## [Source records]

━━━

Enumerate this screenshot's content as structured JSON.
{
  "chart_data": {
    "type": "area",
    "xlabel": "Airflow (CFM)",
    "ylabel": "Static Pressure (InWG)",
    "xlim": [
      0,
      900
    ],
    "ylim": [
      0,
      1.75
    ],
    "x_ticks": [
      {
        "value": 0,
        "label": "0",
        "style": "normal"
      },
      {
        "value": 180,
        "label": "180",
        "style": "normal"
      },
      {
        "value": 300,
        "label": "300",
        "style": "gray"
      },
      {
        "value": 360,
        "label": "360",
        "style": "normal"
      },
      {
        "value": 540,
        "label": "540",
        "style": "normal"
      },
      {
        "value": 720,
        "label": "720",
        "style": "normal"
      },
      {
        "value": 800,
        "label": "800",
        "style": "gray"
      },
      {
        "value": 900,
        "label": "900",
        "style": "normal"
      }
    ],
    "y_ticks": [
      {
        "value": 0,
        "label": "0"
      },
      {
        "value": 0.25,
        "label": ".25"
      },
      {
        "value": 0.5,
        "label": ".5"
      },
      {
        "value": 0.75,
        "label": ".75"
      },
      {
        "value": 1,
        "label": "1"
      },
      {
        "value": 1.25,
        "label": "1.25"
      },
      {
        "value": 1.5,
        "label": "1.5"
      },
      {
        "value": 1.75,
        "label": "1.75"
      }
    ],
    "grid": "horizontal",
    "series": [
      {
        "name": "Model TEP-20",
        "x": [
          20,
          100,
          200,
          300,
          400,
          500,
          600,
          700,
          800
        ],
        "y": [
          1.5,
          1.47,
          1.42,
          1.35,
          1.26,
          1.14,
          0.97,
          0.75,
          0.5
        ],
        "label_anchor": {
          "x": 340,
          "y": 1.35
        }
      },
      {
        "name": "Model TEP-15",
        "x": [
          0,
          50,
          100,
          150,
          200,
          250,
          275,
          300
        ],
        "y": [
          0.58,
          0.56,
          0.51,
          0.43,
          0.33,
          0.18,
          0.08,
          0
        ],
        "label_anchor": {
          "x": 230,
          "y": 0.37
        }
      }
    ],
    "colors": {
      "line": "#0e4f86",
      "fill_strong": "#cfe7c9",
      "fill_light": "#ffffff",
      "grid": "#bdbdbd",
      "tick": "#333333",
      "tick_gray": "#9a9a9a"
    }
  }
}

━━━

Go through the material above line by line and copy it exactly.

## [Right answer]
Enumerate this screenshot's content as structured JSON.
{
  "chart_data": {
    "type": "area",
    "xlabel": "Airflow (CFM)",
    "ylabel": "Static Pressure (InWG)",
    "xlim": [
      0,
      900
    ],
    "ylim": [
      0,
      1.75
    ],
    "x_ticks": [
      {
        "value": 0,
        "label": "0",
        "style": "normal"
      },
      {
        "value": 180,
        "label": "180",
        "style": "normal"
      },
      {
        "value": 300,
        "label": "300",
        "style": "gray"
      },
      {
        "value": 360,
        "label": "360",
        "style": "normal"
      },
      {
        "value": 540,
        "label": "540",
        "style": "normal"
      },
      {
        "value": 720,
        "label": "720",
        "style": "normal"
      },
      {
        "value": 800,
        "label": "800",
        "style": "gray"
      },
      {
        "value": 900,
        "label": "900",
        "style": "normal"
      }
    ],
    "y_ticks": [
      {
        "value": 0,
        "label": "0"
      },
      {
        "value": 0.25,
        "label": ".25"
      },
      {
        "value": 0.5,
        "label": ".5"
      },
      {
        "value": 0.75,
        "label": ".75"
      },
      {
        "value": 1,
        "label": "1"
      },
      {
        "value": 1.25,
        "label": "1.25"
      },
      {
        "value": 1.5,
        "label": "1.5"
      },
      {
        "value": 1.75,
        "label": "1.75"
      }
    ],
    "grid": "horizontal",
    "series": [
      {
        "name": "Model TEP-20",
        "x": [
          20,
          100,
          200,
          300,
          400,
          500,
          600,
          700,
          800
        ],
        "y": [
          1.5,
          1.47,
          1.42,
          1.35,
          1.26,
          1.14,
          0.97,
          0.75,
          0.5
        ],
        "label_anchor": {
          "x": 340,
          "y": 1.35
        }
      },
      {
        "name": "Model TEP-15",
        "x": [
          0,
          50,
          100,
          150,
          200,
          250,
          275,
          300
        ],
        "y": [
          0.58,
          0.56,
          0.51,
          0.43,
          0.33,
          0.18,
          0.08,
          0
        ],
        "label_anchor": {
          "x": 230,
          "y": 0.37
        }
      }
    ],
    "colors": {
      "line": "#0e4f86",
      "fill_strong": "#cfe7c9",
      "fill_light": "#ffffff",
      "grid": "#bdbdbd",
      "tick": "#333333",
      "tick_gray": "#9a9a9a"
    }
  }
}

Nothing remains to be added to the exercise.